--- start of Task input ---
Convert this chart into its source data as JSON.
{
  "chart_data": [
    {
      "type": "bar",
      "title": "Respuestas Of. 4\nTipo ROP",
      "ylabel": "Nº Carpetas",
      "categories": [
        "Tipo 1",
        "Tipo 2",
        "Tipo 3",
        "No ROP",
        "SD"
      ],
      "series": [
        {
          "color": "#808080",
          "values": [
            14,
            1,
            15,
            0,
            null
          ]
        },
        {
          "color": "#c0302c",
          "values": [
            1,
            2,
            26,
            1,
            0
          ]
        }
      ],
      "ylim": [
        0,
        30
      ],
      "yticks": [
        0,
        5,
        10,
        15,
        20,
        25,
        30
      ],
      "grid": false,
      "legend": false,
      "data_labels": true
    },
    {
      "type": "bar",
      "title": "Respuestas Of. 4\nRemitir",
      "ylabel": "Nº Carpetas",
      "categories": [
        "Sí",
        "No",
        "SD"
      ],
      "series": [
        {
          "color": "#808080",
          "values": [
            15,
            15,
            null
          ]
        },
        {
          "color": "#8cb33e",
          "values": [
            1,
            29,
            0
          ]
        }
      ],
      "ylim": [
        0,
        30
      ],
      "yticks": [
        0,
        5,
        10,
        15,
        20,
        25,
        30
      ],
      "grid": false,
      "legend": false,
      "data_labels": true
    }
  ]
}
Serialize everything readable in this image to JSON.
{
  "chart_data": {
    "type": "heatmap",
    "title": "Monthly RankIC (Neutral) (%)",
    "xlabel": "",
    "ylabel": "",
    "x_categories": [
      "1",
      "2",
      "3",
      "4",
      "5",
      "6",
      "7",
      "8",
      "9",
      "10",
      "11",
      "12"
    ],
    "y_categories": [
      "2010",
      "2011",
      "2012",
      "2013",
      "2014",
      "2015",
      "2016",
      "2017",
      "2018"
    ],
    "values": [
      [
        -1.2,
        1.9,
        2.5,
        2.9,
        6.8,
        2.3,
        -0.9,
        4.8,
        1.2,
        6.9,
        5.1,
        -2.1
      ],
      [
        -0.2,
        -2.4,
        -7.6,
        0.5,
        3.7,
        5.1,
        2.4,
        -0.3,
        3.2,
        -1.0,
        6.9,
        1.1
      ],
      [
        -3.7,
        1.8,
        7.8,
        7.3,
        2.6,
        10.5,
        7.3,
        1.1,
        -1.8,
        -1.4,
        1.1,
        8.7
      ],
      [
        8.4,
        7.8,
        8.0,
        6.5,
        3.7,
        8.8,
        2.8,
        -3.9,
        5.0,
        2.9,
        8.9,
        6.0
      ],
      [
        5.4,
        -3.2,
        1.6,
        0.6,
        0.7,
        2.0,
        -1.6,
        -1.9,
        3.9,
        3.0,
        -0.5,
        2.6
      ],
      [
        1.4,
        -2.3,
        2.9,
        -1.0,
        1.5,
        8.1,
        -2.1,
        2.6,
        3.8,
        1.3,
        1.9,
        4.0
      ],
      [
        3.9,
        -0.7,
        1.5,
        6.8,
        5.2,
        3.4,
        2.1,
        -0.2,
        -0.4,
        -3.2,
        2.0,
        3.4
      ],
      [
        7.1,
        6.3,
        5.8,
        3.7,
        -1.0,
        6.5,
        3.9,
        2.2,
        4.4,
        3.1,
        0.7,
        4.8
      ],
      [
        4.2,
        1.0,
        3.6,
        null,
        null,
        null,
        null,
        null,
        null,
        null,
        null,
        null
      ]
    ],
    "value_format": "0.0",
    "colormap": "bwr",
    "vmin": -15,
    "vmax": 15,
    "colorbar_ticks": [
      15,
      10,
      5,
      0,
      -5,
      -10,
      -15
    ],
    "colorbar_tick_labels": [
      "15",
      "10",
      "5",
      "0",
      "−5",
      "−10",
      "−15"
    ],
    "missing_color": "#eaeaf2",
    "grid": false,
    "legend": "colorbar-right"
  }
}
--- end of Task input ---
• **Exercise goal**: Type out the full listing again, exactly as given.

• **Task solution**:
Convert this chart into its source data as JSON.
{
  "chart_data": [
    {
      "type": "bar",
      "title": "Respuestas Of. 4\nTipo ROP",
      "ylabel": "Nº Carpetas",
      "categories": [
        "Tipo 1",
        "Tipo 2",
        "Tipo 3",
        "No ROP",
        "SD"
      ],
      "series": [
        {
          "color": "#808080",
          "values": [
            14,
            1,
            15,
            0,
            null
          ]
        },
        {
          "color": "#c0302c",
          "values": [
            1,
            2,
            26,
            1,
            0
          ]
        }
      ],
      "ylim": [
        0,
        30
      ],
      "yticks": [
        0,
        5,
        10,
        15,
        20,
        25,
        30
      ],
      "grid": false,
      "legend": false,
      "data_labels": true
    },
    {
      "type": "bar",
      "title": "Respuestas Of. 4\nRemitir",
      "ylabel": "Nº Carpetas",
      "categories": [
        "Sí",
        "No",
        "SD"
      ],
      "series": [
        {
          "color": "#808080",
          "values": [
            15,
            15,
            null
          ]
        },
        {
          "color": "#8cb33e",
          "values": [
            1,
            29,
            0
          ]
        }
      ],
      "ylim": [
        0,
        30
      ],
      "yticks": [
        0,
        5,
        10,
        15,
        20,
        25,
        30
      ],
      "grid": false,
      "legend": false,
      "data_labels": true
    }
  ]
}
Serialize everything readable in this image to JSON.
{
  "chart_data": {
    "type": "heatmap",
    "title": "Monthly RankIC (Neutral) (%)",
    "xlabel": "",
    "ylabel": "",
    "x_categories": [
      "1",
      "2",
      "3",
      "4",
      "5",
      "6",
      "7",
      "8",
      "9",
      "10",
      "11",
      "12"
    ],
    "y_categories": [
      "2010",
      "2011",
      "2012",
      "2013",
      "2014",
      "2015",
      "2016",
      "2017",
      "2018"
    ],
    "values": [
      [
        -1.2,
        1.9,
        2.5,
        2.9,
        6.8,
        2.3,
        -0.9,
        4.8,
        1.2,
        6.9,
        5.1,
        -2.1
      ],
      [
        -0.2,
        -2.4,
        -7.6,
        0.5,
        3.7,
        5.1,
        2.4,
        -0.3,
        3.2,
        -1.0,
        6.9,
        1.1
      ],
      [
        -3.7,
        1.8,
        7.8,
        7.3,
        2.6,
        10.5,
        7.3,
        1.1,
        -1.8,
        -1.4,
        1.1,
        8.7
      ],
      [
        8.4,
        7.8,
        8.0,
        6.5,
        3.7,
        8.8,
        2.8,
        -3.9,
        5.0,
        2.9,
        8.9,
        6.0
      ],
      [
        5.4,
        -3.2,
        1.6,
        0.6,
        0.7,
        2.0,
        -1.6,
        -1.9,
        3.9,
        3.0,
        -0.5,
        2.6
      ],
      [
        1.4,
        -2.3,
        2.9,
        -1.0,
        1.5,
        8.1,
        -2.1,
        2.6,
        3.8,
        1.3,
        1.9,
        4.0
      ],
      [
        3.9,
        -0.7,
        1.5,
        6.8,
        5.2,
        3.4,
        2.1,
        -0.2,
        -0.4,
        -3.2,
        2.0,
        3.4
      ],
      [
        7.1,
        6.3,
        5.8,
        3.7,
        -1.0,
        6.5,
        3.9,
        2.2,
        4.4,
        3.1,
        0.7,
        4.8
      ],
      [
        4.2,
        1.0,
        3.6,
        null,
        null,
        null,
        null,
        null,
        null,
        null,
        null,
        null
      ]
    ],
    "value_format": "0.0",
    "colormap": "bwr",
    "vmin": -15,
    "vmax": 15,
    "colorbar_ticks": [
      15,
      10,
      5,
      0,
      -5,
      -10,
      -15
    ],
    "colorbar_tick_labels": [
      "15",
      "10",
      "5",
      "0",
      "−5",
      "−10",
      "−15"
    ],
    "missing_color": "#eaeaf2",
    "grid": false,
    "legend": "colorbar-right"
  }
}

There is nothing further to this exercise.